REQUEST: Copy everything in the listing below word for word, apart from any images.

Figure content listings
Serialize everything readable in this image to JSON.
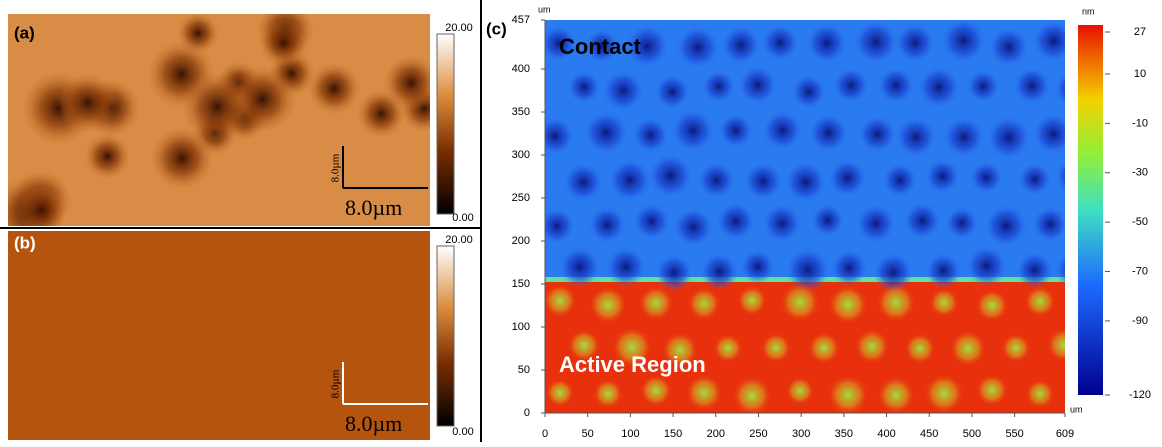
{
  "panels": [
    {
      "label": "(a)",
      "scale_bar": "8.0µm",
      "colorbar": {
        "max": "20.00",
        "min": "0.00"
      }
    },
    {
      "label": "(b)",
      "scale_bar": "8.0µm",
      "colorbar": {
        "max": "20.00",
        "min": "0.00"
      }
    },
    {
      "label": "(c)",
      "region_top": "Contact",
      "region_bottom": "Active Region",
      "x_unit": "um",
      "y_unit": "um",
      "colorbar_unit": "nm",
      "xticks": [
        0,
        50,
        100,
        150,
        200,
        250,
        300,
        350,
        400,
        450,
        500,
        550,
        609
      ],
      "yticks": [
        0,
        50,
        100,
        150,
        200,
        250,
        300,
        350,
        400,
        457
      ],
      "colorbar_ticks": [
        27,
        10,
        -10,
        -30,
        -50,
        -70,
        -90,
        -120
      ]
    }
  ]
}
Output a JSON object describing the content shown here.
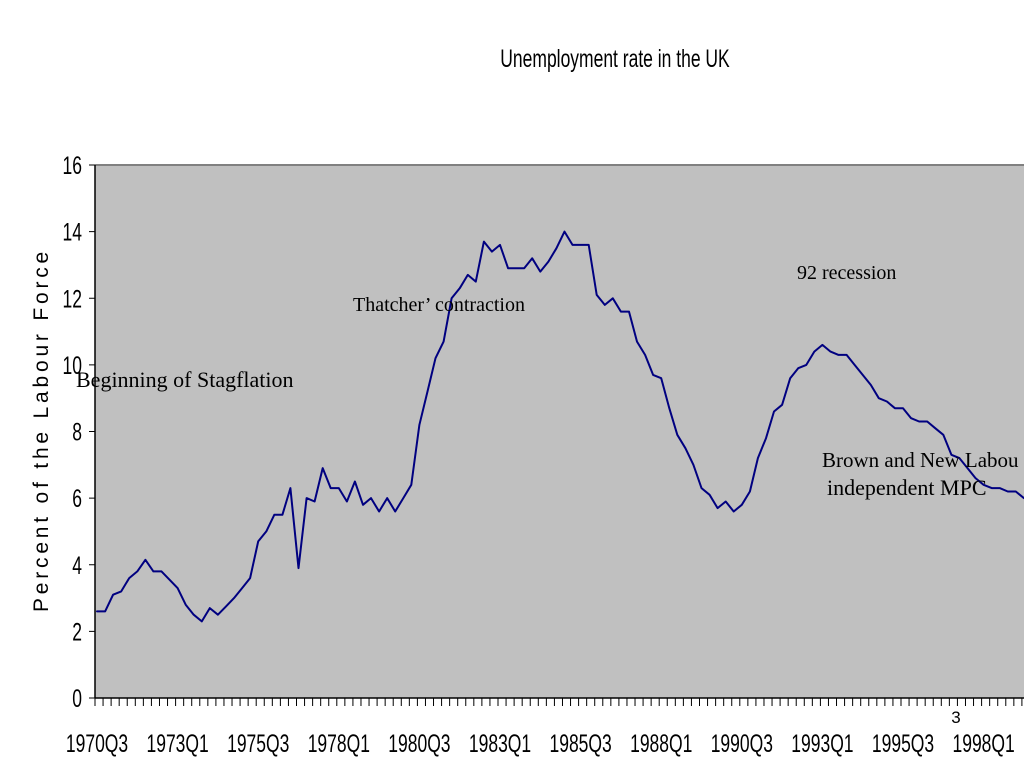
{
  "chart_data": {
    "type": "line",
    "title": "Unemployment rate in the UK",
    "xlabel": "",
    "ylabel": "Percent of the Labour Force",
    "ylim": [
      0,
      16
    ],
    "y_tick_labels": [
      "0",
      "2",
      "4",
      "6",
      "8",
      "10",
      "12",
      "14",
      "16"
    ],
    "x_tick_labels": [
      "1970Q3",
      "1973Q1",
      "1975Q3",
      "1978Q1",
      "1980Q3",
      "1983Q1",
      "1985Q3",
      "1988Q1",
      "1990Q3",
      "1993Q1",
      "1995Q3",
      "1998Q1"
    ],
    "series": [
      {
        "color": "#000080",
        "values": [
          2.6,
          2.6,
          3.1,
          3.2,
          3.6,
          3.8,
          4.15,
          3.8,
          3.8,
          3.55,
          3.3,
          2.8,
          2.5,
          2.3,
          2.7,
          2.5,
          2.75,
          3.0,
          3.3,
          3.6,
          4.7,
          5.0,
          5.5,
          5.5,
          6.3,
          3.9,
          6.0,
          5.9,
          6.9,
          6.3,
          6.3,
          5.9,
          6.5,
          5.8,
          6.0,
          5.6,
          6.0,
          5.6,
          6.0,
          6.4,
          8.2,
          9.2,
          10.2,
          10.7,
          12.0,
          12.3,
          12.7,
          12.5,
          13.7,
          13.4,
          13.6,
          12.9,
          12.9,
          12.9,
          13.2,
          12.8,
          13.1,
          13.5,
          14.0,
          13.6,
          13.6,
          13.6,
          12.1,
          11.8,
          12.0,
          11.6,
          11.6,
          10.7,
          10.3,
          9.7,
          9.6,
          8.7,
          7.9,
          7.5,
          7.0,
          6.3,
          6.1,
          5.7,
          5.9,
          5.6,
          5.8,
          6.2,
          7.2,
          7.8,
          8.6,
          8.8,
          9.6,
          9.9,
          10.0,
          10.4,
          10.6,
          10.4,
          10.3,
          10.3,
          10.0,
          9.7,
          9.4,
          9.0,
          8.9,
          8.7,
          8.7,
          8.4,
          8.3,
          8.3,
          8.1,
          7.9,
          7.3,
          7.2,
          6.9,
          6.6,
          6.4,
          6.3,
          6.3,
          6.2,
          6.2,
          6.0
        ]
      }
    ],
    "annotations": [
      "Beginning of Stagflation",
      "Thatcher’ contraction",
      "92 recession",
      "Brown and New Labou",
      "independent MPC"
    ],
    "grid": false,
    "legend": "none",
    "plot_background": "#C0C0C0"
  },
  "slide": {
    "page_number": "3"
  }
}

SOLUTION TO THIS EXERCISE:
Serialize everything readable in this image to JSON.
{
  "panels": [
    {
      "label": "(a)",
      "scale_bar": "8.0µm",
      "colorbar": {
        "max": "20.00",
        "min": "0.00"
      }
    },
    {
      "label": "(b)",
      "scale_bar": "8.0µm",
      "colorbar": {
        "max": "20.00",
        "min": "0.00"
      }
    },
    {
      "label": "(c)",
      "region_top": "Contact",
      "region_bottom": "Active Region",
      "x_unit": "um",
      "y_unit": "um",
      "colorbar_unit": "nm",
      "xticks": [
        0,
        50,
        100,
        150,
        200,
        250,
        300,
        350,
        400,
        450,
        500,
        550,
        609
      ],
      "yticks": [
        0,
        50,
        100,
        150,
        200,
        250,
        300,
        350,
        400,
        457
      ],
      "colorbar_ticks": [
        27,
        10,
        -10,
        -30,
        -50,
        -70,
        -90,
        -120
      ]
    }
  ]
}
Output a JSON object describing the content shown here.
{
  "chart_data": {
    "type": "line",
    "title": "Unemployment rate in the UK",
    "xlabel": "",
    "ylabel": "Percent of the Labour Force",
    "ylim": [
      0,
      16
    ],
    "y_tick_labels": [
      "0",
      "2",
      "4",
      "6",
      "8",
      "10",
      "12",
      "14",
      "16"
    ],
    "x_tick_labels": [
      "1970Q3",
      "1973Q1",
      "1975Q3",
      "1978Q1",
      "1980Q3",
      "1983Q1",
      "1985Q3",
      "1988Q1",
      "1990Q3",
      "1993Q1",
      "1995Q3",
      "1998Q1"
    ],
    "series": [
      {
        "color": "#000080",
        "values": [
          2.6,
          2.6,
          3.1,
          3.2,
          3.6,
          3.8,
          4.15,
          3.8,
          3.8,
          3.55,
          3.3,
          2.8,
          2.5,
          2.3,
          2.7,
          2.5,
          2.75,
          3.0,
          3.3,
          3.6,
          4.7,
          5.0,
          5.5,
          5.5,
          6.3,
          3.9,
          6.0,
          5.9,
          6.9,
          6.3,
          6.3,
          5.9,
          6.5,
          5.8,
          6.0,
          5.6,
          6.0,
          5.6,
          6.0,
          6.4,
          8.2,
          9.2,
          10.2,
          10.7,
          12.0,
          12.3,
          12.7,
          12.5,
          13.7,
          13.4,
          13.6,
          12.9,
          12.9,
          12.9,
          13.2,
          12.8,
          13.1,
          13.5,
          14.0,
          13.6,
          13.6,
          13.6,
          12.1,
          11.8,
          12.0,
          11.6,
          11.6,
          10.7,
          10.3,
          9.7,
          9.6,
          8.7,
          7.9,
          7.5,
          7.0,
          6.3,
          6.1,
          5.7,
          5.9,
          5.6,
          5.8,
          6.2,
          7.2,
          7.8,
          8.6,
          8.8,
          9.6,
          9.9,
          10.0,
          10.4,
          10.6,
          10.4,
          10.3,
          10.3,
          10.0,
          9.7,
          9.4,
          9.0,
          8.9,
          8.7,
          8.7,
          8.4,
          8.3,
          8.3,
          8.1,
          7.9,
          7.3,
          7.2,
          6.9,
          6.6,
          6.4,
          6.3,
          6.3,
          6.2,
          6.2,
          6.0
        ]
      }
    ],
    "annotations": [
      "Beginning of Stagflation",
      "Thatcher’ contraction",
      "92 recession",
      "Brown and New Labou",
      "independent MPC"
    ],
    "grid": false,
    "legend": "none",
    "plot_background": "#C0C0C0"
  },
  "slide": {
    "page_number": "3"
  }
}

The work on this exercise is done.